(A block of data)
* * *
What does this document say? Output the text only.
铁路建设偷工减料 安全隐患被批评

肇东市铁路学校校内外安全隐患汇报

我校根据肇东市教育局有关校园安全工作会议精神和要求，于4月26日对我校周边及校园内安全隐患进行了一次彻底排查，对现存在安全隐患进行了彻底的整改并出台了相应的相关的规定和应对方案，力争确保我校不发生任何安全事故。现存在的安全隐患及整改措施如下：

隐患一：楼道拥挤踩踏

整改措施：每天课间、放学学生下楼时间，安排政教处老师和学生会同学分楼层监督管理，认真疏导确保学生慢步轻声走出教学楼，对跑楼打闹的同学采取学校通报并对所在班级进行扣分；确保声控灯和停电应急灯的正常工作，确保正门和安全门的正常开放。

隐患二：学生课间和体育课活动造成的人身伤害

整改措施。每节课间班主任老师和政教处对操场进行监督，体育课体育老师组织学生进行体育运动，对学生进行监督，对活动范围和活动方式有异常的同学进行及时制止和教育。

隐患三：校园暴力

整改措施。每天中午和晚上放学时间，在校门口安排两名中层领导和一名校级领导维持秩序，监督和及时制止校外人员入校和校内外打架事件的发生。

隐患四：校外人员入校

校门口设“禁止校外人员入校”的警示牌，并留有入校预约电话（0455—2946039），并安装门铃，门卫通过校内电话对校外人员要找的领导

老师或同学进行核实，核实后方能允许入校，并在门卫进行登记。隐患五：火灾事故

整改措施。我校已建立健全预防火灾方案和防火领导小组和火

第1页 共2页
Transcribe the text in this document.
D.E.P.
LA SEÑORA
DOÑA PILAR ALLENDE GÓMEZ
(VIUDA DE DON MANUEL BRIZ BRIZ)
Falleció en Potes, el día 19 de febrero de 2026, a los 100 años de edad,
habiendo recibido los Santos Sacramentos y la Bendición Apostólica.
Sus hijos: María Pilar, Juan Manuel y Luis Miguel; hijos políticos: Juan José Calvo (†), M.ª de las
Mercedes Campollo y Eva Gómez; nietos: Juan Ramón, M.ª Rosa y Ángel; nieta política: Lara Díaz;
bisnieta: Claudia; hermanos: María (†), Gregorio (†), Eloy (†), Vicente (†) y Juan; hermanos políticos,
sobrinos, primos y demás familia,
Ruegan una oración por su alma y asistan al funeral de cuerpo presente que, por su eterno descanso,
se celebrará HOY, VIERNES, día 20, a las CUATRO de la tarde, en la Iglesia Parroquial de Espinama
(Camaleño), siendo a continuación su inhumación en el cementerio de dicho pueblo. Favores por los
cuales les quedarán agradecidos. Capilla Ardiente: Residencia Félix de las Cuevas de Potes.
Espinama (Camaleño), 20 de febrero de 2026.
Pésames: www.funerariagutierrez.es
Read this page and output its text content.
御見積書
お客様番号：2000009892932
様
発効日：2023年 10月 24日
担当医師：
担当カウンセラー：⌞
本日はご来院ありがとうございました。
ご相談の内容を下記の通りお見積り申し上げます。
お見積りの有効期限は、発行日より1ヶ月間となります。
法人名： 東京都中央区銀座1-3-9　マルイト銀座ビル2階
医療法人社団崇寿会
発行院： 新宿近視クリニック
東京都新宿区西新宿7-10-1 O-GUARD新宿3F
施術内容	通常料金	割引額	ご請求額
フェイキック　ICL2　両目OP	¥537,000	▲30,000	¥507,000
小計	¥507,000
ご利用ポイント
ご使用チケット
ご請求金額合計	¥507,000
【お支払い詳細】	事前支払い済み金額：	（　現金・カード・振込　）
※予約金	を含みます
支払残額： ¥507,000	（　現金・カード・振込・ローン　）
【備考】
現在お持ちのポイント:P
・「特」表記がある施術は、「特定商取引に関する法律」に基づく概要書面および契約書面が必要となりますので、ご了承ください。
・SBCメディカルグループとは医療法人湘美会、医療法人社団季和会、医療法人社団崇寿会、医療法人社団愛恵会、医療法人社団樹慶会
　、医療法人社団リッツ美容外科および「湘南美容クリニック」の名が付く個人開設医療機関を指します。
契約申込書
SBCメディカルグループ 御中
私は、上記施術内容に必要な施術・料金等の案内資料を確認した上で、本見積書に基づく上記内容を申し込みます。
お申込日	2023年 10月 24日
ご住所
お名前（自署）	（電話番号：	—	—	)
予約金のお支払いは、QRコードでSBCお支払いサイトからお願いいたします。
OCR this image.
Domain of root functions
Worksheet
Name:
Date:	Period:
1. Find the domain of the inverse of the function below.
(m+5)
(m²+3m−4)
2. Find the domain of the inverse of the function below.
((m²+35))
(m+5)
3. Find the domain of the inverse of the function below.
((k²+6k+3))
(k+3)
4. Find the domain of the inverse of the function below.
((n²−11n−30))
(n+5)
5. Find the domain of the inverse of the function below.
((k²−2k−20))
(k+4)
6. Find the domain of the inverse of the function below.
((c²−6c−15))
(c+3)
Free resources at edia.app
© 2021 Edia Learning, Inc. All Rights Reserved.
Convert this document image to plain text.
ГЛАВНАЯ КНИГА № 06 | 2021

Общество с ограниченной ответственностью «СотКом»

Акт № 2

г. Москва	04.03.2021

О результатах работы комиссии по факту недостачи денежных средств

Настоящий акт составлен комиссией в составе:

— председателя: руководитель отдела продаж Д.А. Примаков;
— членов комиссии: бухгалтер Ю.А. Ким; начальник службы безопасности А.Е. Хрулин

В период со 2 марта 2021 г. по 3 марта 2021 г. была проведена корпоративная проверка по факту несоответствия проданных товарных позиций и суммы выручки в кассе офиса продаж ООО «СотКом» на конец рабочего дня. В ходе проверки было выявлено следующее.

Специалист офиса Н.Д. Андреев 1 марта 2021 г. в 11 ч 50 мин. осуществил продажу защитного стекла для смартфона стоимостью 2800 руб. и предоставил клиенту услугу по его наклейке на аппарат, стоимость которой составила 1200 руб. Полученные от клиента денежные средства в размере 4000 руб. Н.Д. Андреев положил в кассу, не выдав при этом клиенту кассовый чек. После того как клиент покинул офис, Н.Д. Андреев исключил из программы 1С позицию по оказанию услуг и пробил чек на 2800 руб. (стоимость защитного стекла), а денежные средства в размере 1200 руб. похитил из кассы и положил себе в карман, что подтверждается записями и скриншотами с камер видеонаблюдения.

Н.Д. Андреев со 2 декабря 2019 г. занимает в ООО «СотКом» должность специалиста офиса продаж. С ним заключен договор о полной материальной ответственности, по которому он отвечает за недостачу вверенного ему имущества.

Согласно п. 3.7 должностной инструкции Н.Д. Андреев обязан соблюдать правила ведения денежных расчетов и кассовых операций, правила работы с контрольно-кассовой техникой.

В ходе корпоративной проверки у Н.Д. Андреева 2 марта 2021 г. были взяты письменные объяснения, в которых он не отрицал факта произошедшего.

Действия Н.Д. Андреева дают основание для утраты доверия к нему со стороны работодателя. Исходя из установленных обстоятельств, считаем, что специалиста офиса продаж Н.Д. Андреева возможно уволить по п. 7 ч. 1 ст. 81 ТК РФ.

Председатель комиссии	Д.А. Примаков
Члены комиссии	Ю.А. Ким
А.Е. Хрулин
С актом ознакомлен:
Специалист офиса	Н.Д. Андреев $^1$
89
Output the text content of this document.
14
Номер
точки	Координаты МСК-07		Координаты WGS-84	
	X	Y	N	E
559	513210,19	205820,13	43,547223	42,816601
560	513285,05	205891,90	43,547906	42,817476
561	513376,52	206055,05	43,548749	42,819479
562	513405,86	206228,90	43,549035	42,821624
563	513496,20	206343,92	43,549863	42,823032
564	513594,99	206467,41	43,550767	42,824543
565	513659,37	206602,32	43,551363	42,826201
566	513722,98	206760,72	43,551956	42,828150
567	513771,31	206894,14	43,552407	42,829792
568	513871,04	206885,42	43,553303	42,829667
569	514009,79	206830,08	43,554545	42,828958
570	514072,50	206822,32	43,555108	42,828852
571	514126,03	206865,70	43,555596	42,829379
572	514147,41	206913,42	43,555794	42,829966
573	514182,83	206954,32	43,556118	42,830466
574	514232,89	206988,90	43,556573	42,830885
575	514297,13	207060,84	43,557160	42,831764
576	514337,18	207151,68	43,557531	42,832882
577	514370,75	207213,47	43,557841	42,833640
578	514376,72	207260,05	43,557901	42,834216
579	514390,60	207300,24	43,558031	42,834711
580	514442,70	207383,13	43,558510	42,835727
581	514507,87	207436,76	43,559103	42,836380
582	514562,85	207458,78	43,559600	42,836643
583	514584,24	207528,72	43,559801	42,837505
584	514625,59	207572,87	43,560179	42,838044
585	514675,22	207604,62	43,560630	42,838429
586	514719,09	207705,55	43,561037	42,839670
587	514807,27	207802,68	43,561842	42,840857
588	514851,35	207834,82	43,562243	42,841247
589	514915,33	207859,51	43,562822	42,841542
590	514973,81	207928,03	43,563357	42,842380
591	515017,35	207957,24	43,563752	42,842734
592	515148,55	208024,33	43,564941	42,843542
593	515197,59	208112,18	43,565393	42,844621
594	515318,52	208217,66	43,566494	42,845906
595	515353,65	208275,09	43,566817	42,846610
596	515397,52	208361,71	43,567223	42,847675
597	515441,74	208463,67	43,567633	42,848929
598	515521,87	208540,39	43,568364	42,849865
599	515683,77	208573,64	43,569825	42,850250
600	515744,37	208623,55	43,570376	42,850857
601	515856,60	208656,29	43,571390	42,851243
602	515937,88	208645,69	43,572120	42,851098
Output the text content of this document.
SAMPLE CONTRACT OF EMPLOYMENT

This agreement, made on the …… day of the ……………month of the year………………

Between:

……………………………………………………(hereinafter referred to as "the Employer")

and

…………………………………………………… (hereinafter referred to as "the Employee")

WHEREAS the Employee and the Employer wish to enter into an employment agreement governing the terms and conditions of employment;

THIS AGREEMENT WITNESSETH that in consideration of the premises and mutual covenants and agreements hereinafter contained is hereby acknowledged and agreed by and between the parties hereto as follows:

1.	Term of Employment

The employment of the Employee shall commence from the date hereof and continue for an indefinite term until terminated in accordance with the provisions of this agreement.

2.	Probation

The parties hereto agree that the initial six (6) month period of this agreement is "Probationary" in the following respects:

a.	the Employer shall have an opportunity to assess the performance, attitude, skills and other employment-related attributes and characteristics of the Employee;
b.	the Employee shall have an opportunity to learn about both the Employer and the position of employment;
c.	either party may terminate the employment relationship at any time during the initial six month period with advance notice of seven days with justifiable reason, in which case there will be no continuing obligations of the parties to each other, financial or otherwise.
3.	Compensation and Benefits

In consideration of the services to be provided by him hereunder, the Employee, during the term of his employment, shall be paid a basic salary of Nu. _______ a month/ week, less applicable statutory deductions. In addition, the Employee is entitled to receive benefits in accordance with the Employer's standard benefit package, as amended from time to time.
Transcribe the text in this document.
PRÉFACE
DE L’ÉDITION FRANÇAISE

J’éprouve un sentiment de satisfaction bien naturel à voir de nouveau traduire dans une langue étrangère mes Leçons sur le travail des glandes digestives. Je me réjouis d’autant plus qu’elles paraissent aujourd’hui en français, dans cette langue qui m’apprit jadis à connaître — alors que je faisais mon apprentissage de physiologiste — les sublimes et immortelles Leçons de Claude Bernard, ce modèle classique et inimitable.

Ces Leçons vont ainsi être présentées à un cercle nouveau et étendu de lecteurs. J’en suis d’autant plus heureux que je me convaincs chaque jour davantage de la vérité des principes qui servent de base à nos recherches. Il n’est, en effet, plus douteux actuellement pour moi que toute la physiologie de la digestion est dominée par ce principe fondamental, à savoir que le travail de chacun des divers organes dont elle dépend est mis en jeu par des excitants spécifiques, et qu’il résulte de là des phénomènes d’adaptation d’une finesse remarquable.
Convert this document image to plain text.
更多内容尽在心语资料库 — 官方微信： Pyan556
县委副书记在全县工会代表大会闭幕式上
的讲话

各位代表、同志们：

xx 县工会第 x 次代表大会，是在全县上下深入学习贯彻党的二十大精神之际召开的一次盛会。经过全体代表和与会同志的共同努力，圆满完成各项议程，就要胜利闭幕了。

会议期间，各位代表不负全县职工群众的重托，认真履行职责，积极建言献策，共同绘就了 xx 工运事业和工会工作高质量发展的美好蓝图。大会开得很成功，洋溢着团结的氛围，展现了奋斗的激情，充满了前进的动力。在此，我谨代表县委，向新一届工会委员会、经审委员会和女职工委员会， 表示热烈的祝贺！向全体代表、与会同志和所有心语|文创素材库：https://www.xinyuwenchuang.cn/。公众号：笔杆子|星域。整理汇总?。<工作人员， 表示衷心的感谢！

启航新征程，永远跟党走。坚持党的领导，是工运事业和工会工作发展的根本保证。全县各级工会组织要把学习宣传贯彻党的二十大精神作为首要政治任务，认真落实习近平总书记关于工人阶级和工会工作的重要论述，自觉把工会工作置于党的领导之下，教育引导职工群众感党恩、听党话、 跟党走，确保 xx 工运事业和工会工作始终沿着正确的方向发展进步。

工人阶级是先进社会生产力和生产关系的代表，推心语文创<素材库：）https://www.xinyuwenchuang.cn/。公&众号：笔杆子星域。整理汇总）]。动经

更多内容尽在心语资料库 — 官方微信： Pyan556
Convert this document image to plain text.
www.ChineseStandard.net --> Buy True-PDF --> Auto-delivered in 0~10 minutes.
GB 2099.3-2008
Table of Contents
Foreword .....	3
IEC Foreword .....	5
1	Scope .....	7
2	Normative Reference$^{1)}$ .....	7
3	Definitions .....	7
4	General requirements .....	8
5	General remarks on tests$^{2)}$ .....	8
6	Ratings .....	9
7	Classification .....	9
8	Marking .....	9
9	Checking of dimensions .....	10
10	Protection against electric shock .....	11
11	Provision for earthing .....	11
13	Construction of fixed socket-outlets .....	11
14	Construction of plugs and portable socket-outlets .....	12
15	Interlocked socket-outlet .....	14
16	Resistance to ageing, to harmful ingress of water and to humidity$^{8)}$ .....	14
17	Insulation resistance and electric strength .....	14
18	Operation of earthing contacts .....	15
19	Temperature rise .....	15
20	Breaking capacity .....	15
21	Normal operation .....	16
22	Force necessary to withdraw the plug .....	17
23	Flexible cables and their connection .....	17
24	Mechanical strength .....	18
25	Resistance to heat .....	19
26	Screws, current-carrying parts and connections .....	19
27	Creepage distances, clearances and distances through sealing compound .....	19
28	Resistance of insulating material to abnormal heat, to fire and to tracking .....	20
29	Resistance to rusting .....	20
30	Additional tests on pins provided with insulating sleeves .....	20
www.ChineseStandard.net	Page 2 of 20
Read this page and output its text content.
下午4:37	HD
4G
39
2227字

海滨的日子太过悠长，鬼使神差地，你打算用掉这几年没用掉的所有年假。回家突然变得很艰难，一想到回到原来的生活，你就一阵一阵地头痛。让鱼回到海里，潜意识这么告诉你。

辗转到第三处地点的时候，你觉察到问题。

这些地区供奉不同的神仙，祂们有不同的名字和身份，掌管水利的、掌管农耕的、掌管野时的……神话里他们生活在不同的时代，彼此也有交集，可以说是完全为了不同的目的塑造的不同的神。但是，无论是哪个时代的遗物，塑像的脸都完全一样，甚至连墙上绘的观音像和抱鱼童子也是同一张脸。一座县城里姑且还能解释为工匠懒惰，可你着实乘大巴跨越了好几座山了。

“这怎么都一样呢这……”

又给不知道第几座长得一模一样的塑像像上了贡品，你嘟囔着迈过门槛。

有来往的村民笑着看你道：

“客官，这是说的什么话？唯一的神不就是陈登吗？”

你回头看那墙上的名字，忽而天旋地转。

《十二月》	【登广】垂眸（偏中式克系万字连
* * *
● **REQUIRED WORK**
Indicate how many lines of the material contain the string "consideration", giving the number and nothing more.

● **COMPLETE RESPONSE**
2